* A block of data:
..............................
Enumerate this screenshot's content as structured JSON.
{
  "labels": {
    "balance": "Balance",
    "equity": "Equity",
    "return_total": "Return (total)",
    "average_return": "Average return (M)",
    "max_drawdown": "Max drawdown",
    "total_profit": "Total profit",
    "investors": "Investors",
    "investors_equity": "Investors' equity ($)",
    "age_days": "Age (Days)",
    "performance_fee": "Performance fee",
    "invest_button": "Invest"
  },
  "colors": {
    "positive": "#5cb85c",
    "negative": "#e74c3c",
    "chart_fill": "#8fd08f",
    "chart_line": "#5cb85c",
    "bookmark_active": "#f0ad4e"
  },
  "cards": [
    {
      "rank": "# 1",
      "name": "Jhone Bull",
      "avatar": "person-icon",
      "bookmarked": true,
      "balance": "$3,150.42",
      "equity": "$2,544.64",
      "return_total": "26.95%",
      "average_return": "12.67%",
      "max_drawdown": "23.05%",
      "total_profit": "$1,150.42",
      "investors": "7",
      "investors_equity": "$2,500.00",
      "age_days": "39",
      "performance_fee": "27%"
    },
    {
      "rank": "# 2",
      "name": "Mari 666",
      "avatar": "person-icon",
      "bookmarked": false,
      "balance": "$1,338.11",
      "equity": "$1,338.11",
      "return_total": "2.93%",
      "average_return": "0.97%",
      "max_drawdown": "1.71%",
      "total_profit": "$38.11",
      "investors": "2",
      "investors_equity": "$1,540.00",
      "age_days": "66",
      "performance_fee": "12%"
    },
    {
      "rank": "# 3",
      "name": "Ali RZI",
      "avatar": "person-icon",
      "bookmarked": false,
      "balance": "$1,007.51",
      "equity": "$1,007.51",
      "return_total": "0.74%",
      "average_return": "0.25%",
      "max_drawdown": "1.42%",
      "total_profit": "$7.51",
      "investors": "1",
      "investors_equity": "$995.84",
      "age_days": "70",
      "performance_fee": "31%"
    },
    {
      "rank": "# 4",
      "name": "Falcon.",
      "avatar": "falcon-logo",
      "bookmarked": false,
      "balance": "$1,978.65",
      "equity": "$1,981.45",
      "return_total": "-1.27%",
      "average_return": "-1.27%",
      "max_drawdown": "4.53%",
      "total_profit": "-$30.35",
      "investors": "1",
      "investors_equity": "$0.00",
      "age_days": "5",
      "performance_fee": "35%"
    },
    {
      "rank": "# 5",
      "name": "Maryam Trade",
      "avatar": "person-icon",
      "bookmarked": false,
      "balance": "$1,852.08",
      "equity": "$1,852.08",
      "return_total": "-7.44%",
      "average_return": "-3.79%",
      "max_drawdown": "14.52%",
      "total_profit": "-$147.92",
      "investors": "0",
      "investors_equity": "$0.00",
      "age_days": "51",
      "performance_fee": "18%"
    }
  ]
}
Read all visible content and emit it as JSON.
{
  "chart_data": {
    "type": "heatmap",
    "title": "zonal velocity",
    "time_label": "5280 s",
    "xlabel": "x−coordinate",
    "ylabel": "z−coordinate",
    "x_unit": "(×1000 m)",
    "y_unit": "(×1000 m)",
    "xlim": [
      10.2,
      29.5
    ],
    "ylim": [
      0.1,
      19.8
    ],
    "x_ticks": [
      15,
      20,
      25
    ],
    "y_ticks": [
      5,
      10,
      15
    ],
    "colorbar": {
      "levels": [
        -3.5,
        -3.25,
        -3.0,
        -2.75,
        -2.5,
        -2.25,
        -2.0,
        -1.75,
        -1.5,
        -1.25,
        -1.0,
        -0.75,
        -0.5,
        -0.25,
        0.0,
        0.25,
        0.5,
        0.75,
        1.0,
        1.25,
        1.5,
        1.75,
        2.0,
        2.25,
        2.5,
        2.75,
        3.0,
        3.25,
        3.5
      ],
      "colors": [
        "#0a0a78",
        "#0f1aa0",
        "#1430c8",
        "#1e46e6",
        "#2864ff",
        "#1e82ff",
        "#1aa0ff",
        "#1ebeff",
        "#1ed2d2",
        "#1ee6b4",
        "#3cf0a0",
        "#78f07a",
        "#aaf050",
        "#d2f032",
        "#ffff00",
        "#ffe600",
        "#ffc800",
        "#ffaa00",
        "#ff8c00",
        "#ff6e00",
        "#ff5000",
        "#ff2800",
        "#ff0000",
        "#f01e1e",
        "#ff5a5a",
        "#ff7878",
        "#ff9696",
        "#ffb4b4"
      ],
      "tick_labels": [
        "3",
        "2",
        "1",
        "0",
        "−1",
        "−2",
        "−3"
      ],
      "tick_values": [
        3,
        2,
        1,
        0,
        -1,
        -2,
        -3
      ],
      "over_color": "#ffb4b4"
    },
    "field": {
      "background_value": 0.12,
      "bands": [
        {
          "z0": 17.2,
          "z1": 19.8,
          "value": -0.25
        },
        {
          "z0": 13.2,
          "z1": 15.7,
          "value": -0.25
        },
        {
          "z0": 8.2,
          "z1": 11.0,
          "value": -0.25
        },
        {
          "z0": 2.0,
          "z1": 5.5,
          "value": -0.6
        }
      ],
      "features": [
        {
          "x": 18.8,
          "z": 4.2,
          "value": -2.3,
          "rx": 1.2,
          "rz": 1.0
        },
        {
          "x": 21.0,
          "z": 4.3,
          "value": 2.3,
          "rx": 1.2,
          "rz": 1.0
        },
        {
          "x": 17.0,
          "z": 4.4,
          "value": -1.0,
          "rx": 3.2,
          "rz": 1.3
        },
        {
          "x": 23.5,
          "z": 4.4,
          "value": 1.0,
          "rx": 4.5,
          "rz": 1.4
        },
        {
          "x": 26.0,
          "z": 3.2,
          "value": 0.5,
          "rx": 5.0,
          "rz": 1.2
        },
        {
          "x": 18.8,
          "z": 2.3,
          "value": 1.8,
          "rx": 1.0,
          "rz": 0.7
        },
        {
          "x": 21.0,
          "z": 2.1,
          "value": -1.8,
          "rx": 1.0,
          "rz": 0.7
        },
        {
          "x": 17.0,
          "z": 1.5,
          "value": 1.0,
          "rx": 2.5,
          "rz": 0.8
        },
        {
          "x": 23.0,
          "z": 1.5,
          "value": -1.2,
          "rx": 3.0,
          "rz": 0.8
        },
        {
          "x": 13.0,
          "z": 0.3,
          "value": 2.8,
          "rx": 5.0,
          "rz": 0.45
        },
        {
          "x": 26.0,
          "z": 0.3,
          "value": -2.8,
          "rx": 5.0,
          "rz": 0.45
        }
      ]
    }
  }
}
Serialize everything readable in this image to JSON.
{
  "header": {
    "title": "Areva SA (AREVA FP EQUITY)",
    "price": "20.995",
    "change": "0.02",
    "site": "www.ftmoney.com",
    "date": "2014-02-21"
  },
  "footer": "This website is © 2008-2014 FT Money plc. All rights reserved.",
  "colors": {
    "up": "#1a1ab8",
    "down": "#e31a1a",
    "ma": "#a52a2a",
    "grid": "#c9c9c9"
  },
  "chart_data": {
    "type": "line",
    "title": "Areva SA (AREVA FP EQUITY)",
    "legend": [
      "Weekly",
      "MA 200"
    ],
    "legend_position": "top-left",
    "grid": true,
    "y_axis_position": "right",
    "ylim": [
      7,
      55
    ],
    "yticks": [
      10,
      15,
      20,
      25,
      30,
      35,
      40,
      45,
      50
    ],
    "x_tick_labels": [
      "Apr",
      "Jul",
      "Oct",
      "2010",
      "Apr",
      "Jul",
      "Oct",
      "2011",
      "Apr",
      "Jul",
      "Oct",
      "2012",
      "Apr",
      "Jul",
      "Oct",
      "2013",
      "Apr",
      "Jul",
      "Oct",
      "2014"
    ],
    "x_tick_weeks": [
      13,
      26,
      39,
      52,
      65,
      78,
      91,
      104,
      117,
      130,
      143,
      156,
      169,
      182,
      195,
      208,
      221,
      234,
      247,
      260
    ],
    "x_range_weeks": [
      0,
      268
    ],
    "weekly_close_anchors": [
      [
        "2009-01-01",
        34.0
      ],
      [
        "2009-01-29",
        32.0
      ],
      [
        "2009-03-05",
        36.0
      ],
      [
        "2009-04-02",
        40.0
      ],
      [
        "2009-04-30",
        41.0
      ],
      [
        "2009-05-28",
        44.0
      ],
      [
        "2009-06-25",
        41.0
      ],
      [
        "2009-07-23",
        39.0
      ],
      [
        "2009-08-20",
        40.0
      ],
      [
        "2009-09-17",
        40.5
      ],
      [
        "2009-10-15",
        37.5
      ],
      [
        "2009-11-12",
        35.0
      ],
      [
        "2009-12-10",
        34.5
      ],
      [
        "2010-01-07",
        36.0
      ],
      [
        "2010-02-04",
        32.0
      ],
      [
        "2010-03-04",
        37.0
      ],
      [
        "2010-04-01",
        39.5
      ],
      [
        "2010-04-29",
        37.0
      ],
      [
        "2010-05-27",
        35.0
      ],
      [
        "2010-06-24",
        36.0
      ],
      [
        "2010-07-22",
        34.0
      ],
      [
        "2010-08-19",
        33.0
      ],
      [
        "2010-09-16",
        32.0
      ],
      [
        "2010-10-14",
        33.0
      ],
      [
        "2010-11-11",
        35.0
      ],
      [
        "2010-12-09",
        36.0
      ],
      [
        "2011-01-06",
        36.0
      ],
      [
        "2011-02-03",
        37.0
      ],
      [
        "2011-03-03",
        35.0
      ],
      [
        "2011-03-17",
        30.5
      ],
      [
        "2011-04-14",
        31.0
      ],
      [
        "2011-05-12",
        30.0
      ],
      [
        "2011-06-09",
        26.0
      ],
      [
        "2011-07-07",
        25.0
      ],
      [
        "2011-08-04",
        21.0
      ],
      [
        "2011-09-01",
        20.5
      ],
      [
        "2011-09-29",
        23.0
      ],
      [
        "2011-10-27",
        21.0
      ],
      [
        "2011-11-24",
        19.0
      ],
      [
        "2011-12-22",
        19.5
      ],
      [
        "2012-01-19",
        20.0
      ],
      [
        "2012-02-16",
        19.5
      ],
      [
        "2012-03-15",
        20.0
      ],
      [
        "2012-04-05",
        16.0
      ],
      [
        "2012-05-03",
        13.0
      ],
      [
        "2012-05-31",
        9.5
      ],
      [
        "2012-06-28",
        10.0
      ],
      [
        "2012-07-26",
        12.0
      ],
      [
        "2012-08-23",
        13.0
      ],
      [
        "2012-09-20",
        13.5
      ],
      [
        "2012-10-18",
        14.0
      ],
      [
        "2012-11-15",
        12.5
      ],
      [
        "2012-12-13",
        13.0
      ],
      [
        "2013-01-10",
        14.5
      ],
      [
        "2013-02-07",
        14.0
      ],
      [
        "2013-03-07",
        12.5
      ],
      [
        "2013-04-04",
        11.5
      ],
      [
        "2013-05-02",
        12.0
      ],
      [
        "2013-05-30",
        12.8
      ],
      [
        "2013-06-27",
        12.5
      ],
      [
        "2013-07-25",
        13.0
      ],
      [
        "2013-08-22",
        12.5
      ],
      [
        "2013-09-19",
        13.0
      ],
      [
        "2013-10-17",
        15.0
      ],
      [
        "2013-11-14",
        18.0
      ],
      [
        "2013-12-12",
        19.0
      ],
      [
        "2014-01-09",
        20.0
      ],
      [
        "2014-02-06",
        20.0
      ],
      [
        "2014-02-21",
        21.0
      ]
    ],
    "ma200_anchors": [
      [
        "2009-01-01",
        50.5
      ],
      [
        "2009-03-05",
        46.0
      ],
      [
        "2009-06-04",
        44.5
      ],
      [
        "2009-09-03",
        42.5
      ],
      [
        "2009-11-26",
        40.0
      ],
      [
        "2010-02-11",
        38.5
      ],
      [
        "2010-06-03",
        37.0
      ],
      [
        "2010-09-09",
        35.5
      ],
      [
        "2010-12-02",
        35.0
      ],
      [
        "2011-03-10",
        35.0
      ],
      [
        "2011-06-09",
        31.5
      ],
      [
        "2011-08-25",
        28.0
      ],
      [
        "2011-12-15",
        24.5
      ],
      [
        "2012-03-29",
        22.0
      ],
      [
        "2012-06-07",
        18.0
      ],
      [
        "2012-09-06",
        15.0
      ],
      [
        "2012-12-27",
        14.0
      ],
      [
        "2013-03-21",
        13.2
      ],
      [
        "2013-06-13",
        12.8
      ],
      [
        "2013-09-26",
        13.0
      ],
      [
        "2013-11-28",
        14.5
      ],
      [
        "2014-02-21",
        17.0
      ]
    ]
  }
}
..............................
* AIM OF THE TASK: Give only the number of lines in the data that hold the word "JSON".

* FULL ANSWER: 3